══ 页面节选

Python 3.14 提供了 annotationlib，可以用不同格式读取注解。

from annotationlib import Format, get_annotations


def load_plugin(plugin: Plugin) -> Result:
    ...


print(get_annotations(load_plugin, format=Format.STRING))
print(get_annotations(load_plugin, format=Format.FORWARDREF))


class Plugin:
    pass


class Result:
    pass


print(get_annotations(load_plugin, format=Format.VALUE))

三个格式的使用倾向：

Format.STRING：适合文档生成器、代码扫描器，只想展示注解文本。
Format.FORWARDREF：适合框架扫描，允许暂时未解析的引用存在。
Format.VALUE：适合最终运行阶段，需要拿到真实对象。

注意：读取注解本身可能触发代码执行，STRING 和 FORWARDREF 也不是沙箱。它们适合减少“必须拿到真实对象”的需求，但不要对不可信模块随意做注解 introspection。

框架代码可以更温柔

假设我们写一个路由扫描器，只想拿到函数参数类型用于生成接口文档：

from annotationlib import Format, get_annotations
from collections.abc import Callable


def describe_endpoint(func: Callable) -> dict[str, str]:
    annotations = get_annotations(func, format=Format.STRING)
    return {
        name: str(annotation)
        for name, annotation in annotations.items()
    }


def create_order(payload: CreateOrderRequest) -> OrderResponse:
    ...


print(describe_endpoint(create_order))

这个扫描器不需要真的导入 CreateOrderRequest 或 OrderResponse，也不需要提前解决所有依赖。对框架来说，这种“先读结构，后做解析”的能力很实用。

和 `from future import annotations` 的关系

如果模块里仍然写了：

from __future__ import annotations

注解会继续以字符串化语义运行。迁移时不要急着全删，可以按模块逐步调整。比较稳的顺序是：

先确认框架、ORM、序列化库如何读取注解。

════
══ 摘录数据

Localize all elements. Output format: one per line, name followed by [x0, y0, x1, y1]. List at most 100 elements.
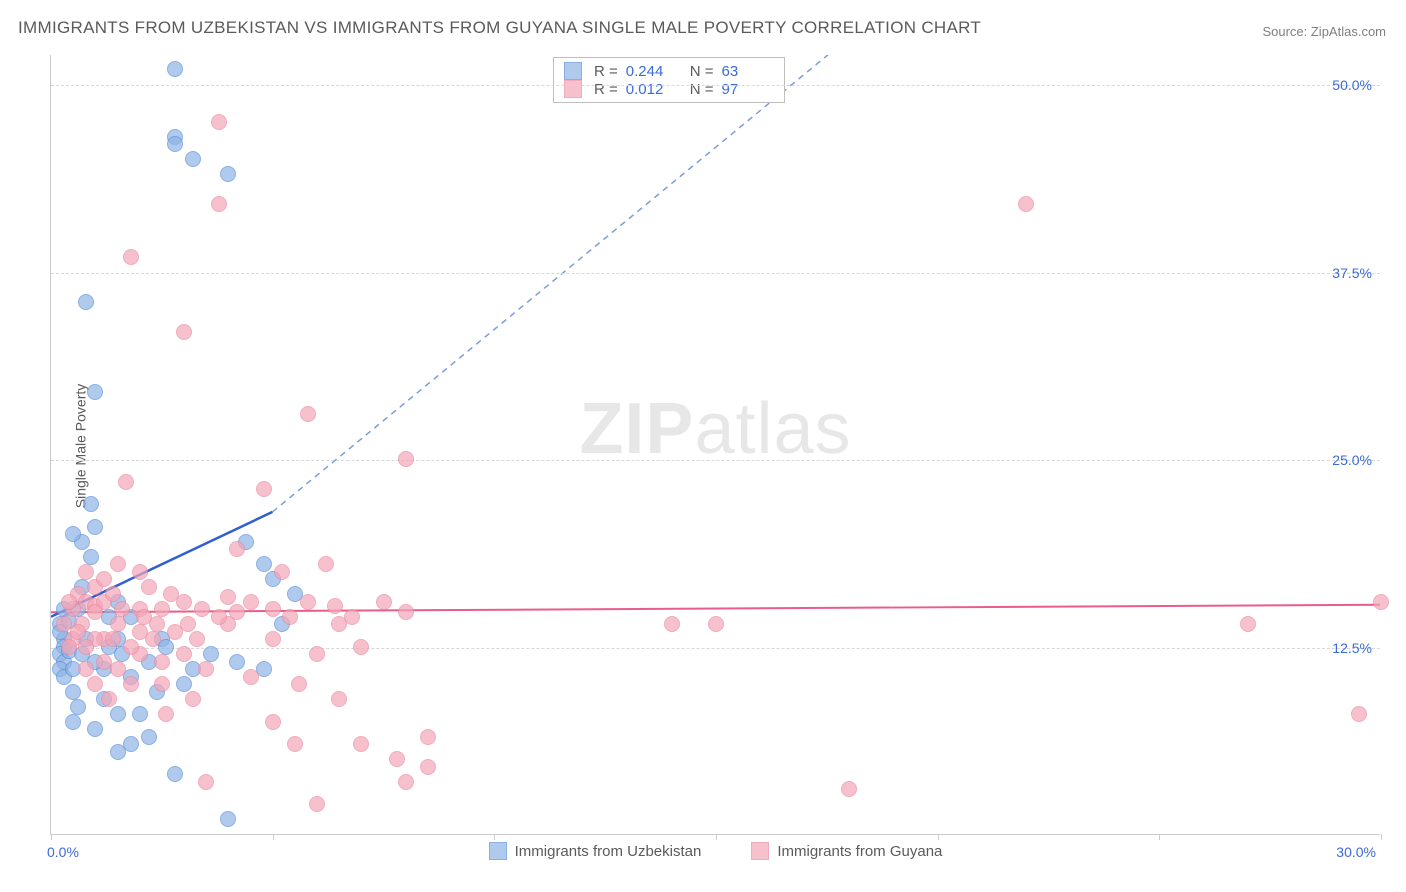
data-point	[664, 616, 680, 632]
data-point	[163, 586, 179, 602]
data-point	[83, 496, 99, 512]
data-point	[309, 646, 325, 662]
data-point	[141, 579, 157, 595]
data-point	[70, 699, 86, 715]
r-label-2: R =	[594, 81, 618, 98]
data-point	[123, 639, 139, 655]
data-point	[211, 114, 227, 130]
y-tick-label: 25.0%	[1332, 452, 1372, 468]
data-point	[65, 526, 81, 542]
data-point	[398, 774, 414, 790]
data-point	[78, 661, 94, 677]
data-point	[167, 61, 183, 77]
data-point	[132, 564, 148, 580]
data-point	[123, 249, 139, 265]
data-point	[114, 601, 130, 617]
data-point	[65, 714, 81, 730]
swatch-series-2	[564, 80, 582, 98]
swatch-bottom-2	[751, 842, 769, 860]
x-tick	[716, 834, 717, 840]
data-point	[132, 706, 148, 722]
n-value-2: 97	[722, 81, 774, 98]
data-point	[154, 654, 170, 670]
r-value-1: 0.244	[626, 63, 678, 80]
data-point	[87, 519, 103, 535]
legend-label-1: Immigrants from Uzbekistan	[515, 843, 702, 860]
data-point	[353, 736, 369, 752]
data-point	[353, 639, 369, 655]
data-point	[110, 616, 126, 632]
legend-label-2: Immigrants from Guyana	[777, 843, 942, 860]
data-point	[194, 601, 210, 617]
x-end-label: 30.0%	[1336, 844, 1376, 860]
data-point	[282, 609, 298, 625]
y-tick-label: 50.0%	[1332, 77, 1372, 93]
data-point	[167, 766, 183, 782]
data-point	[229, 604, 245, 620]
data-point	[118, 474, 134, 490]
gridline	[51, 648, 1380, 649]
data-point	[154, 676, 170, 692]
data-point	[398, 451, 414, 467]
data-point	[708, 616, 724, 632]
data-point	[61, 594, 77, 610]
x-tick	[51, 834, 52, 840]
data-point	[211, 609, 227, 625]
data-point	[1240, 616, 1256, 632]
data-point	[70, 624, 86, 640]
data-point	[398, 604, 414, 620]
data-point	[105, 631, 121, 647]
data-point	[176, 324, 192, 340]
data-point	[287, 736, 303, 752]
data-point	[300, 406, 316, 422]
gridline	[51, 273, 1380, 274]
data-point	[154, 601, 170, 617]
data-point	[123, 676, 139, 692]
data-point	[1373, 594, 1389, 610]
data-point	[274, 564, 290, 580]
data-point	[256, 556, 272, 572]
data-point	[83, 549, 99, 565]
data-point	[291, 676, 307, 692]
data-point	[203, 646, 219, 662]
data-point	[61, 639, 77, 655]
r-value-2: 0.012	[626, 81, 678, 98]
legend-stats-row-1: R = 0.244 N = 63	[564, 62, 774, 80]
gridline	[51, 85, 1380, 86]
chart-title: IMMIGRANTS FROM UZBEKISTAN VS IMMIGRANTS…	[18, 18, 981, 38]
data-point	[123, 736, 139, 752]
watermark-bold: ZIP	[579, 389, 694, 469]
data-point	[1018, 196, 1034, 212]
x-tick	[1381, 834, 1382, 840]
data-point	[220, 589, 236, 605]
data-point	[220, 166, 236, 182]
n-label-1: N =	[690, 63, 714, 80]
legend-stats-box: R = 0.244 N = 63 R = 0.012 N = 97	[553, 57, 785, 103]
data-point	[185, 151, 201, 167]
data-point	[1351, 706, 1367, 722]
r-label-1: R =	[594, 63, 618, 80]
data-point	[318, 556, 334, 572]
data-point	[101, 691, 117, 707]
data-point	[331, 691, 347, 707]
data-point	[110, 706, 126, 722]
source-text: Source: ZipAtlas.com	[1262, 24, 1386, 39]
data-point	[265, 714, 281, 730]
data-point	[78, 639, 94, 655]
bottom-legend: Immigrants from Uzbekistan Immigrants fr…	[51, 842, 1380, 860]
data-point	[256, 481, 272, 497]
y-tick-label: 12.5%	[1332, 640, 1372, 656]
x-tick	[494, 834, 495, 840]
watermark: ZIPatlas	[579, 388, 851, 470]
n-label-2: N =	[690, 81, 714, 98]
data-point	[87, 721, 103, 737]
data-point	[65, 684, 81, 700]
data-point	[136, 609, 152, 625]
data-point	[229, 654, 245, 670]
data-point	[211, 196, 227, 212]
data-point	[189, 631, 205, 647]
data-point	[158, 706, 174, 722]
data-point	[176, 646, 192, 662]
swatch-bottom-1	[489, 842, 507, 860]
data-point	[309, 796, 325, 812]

════

__要做的题__:
• 1. 把上面数据里的行，从含有“616, 680, 632]”的那一行开始，到含有“639, 77, 655]”的那一行为止（两头都算），列成编号清单，空行不要。
• 2. 顺着讲 Python 注解读取的那篇文字往下接着写。

__本题答案__:
• 1.
1. data-point	[664, 616, 680, 632]
2. data-point	[163, 586, 179, 602]
3. data-point	[83, 496, 99, 512]
4. data-point	[309, 646, 325, 662]
5. data-point	[141, 579, 157, 595]
6. data-point	[70, 699, 86, 715]
7. r-label-2: R =	[594, 81, 618, 98]
8. data-point	[123, 639, 139, 655]
9. data-point	[211, 114, 227, 130]
10. y-tick-label: 25.0%	[1332, 452, 1372, 468]
11. data-point	[65, 526, 81, 542]
12. data-point	[398, 774, 414, 790]
13. data-point	[78, 661, 94, 677]
14. data-point	[167, 61, 183, 77]
15. data-point	[132, 564, 148, 580]
16. data-point	[123, 249, 139, 265]
17. data-point	[114, 601, 130, 617]
18. data-point	[65, 714, 81, 730]
19. swatch-series-2	[564, 80, 582, 98]
20. swatch-bottom-2	[751, 842, 769, 860]
21. x-tick	[716, 834, 717, 840]
22. data-point	[132, 706, 148, 722]
23. n-value-2: 97	[722, 81, 774, 98]
24. data-point	[154, 654, 170, 670]
25. r-value-1: 0.244	[626, 63, 678, 80]
26. data-point	[87, 519, 103, 535]
27. legend-label-1: Immigrants from Uzbekistan	[515, 843, 702, 860]
28. data-point	[353, 736, 369, 752]
29. data-point	[353, 639, 369, 655]
30. data-point	[110, 616, 126, 632]
31. legend-label-2: Immigrants from Guyana	[777, 843, 942, 860]
32. data-point	[194, 601, 210, 617]
33. x-end-label: 30.0%	[1336, 844, 1376, 860]
34. data-point	[282, 609, 298, 625]
35. y-tick-label: 50.0%	[1332, 77, 1372, 93]
36. data-point	[167, 766, 183, 782]
37. data-point	[229, 604, 245, 620]
38. data-point	[118, 474, 134, 490]
39. gridline	[51, 648, 1380, 649]
40. data-point	[154, 676, 170, 692]
41. data-point	[398, 451, 414, 467]
42. data-point	[708, 616, 724, 632]
43. data-point	[61, 594, 77, 610]
44. x-tick	[51, 834, 52, 840]
45. data-point	[211, 609, 227, 625]
46. data-point	[1240, 616, 1256, 632]
47. data-point	[70, 624, 86, 640]
48. data-point	[398, 604, 414, 620]
49. data-point	[105, 631, 121, 647]
50. data-point	[176, 324, 192, 340]
51. data-point	[287, 736, 303, 752]
52. data-point	[300, 406, 316, 422]
53. gridline	[51, 273, 1380, 274]
54. data-point	[154, 601, 170, 617]
55. data-point	[123, 676, 139, 692]
56. data-point	[1373, 594, 1389, 610]
57. data-point	[274, 564, 290, 580]
58. data-point	[256, 556, 272, 572]
59. data-point	[83, 549, 99, 565]
60. data-point	[291, 676, 307, 692]
61. data-point	[203, 646, 219, 662]
62. data-point	[61, 639, 77, 655]

• 2.
再把注解读取逻辑从直接访问 __annotations__ 调整为 annotationlib 或 typing.get_type_hints。
最后再决定是否移除 future import。

多解释器：同进程里的隔离并行

多解释器池

多解释器可以理解成：同一个进程里跑多个相互隔离的 Python 解释器。它们不是普通线程，因为每个解释器有自己的运行状态；它们也不是子进程，因为仍然在同一个进程里。

这带来一个很香的点：多个解释器可以在不同 CPU 核心上并行执行 Python 代码。代价是：对象不能随便共享，通信要显式做。

直接创建解释器

标准库提供了 concurrent.interpreters：

from concurrent import interpreters


interp = interpreters.create()
interp.exec("print('hello from another interpreter')")

result = interp.call(len, [1, 2, 3])
print(result)

interp.close()

这里的 interp.exec() 会在另一个解释器中执行源码，interp.call() 会把可调用对象和参数传过去再取回结果。

用 InterpreterPoolExecutor 跑 CPU 任务

如果你更喜欢 concurrent.futures 的风格，可以用 InterpreterPoolExecutor：

from concurrent.futures import InterpreterPoolExecutor


def count_prime(limit: int) -> int:
    total = 0
    for n in range(2, limit):
        for i in range(2, int(n ** 0.5) + 1):
            if n % i == 0:
                break
        else:
            total += 1
    return total


limits = [30_000, 32_000, 34_000, 36_000]

with InterpreterPoolExecutor(max_workers=4) as pool:
    results = list(pool.map(count_prime, limits))

print(results)

这个接口看起来像线程池，但每个 worker 在自己的解释器里跑任务。对于纯 Python 的 CPU 计算，它比普通线程更有想象空间。

通信要显式，不要幻想共享大对象

多解释器的隔离感很强。一个解释器里导入的模块、修改的全局变量、打开的状态，不会自动同步给另一个解释器。大多数可变对象也不能直接共享。

这不是缺点，而是设计选择：它逼你把并发关系写清楚。

from concurrent import interpreters


queue = interpreters.create_queue()
replies = interpreters.create_queue()
worker = interpreters.create()

worker.prepare_main(queue=queue, replies=replies)
queue.put("job-001")

worker.exec("""
item = queue.get()
replies.put(f"done: {item}")
""")

print(replies.get())

worker.close()

实践中可以把它当成“进程内 actor”：每个解释器负责自己的状态，外部只通过消息传递交换数据。

迁移和使用建议

Python 3.14 迁移清单

t-string 的建议

安全输出优先考虑 t-string，尤其是 HTML、SQL、Shell、日志这类场景。
不要直接把 Template 转成字符串后再处理，那会丢掉结构优势。
封装统一渲染函数，让业务层只写模板，安全策略集中落地。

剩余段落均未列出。